### INPUT
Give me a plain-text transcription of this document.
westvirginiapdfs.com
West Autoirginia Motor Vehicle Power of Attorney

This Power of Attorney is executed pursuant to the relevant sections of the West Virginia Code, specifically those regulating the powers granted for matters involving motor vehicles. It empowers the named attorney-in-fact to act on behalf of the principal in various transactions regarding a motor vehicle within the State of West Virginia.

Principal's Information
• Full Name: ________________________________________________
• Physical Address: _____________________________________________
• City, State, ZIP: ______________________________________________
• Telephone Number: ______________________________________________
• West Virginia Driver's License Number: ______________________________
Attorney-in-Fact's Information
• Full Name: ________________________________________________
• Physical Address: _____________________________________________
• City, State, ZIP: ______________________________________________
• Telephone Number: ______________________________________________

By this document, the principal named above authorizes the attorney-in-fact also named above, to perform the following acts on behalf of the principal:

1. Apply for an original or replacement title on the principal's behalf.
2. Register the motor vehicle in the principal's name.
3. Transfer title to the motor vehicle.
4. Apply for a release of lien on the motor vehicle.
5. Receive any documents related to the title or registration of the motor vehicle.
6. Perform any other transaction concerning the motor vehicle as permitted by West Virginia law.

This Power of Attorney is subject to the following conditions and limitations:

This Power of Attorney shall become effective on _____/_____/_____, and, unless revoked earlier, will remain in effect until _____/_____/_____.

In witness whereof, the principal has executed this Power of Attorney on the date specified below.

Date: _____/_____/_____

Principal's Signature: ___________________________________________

### TASK INSTRUCTIONS
Each record above should be restated word for word.

### FINISHED TASK
Give me a plain-text transcription of this document.
westvirginiapdfs.com
West Autoirginia Motor Vehicle Power of Attorney

This Power of Attorney is executed pursuant to the relevant sections of the West Virginia Code, specifically those regulating the powers granted for matters involving motor vehicles. It empowers the named attorney-in-fact to act on behalf of the principal in various transactions regarding a motor vehicle within the State of West Virginia.

Principal's Information
• Full Name: ________________________________________________
• Physical Address: _____________________________________________
• City, State, ZIP: ______________________________________________
• Telephone Number: ______________________________________________
• West Virginia Driver's License Number: ______________________________
Attorney-in-Fact's Information
• Full Name: ________________________________________________
• Physical Address: _____________________________________________
• City, State, ZIP: ______________________________________________
• Telephone Number: ______________________________________________

By this document, the principal named above authorizes the attorney-in-fact also named above, to perform the following acts on behalf of the principal:

1. Apply for an original or replacement title on the principal's behalf.
2. Register the motor vehicle in the principal's name.
3. Transfer title to the motor vehicle.
4. Apply for a release of lien on the motor vehicle.
5. Receive any documents related to the title or registration of the motor vehicle.
6. Perform any other transaction concerning the motor vehicle as permitted by West Virginia law.

This Power of Attorney is subject to the following conditions and limitations:

This Power of Attorney shall become effective on _____/_____/_____, and, unless revoked earlier, will remain in effect until _____/_____/_____.

In witness whereof, the principal has executed this Power of Attorney on the date specified below.

Date: _____/_____/_____

Principal's Signature: ___________________________________________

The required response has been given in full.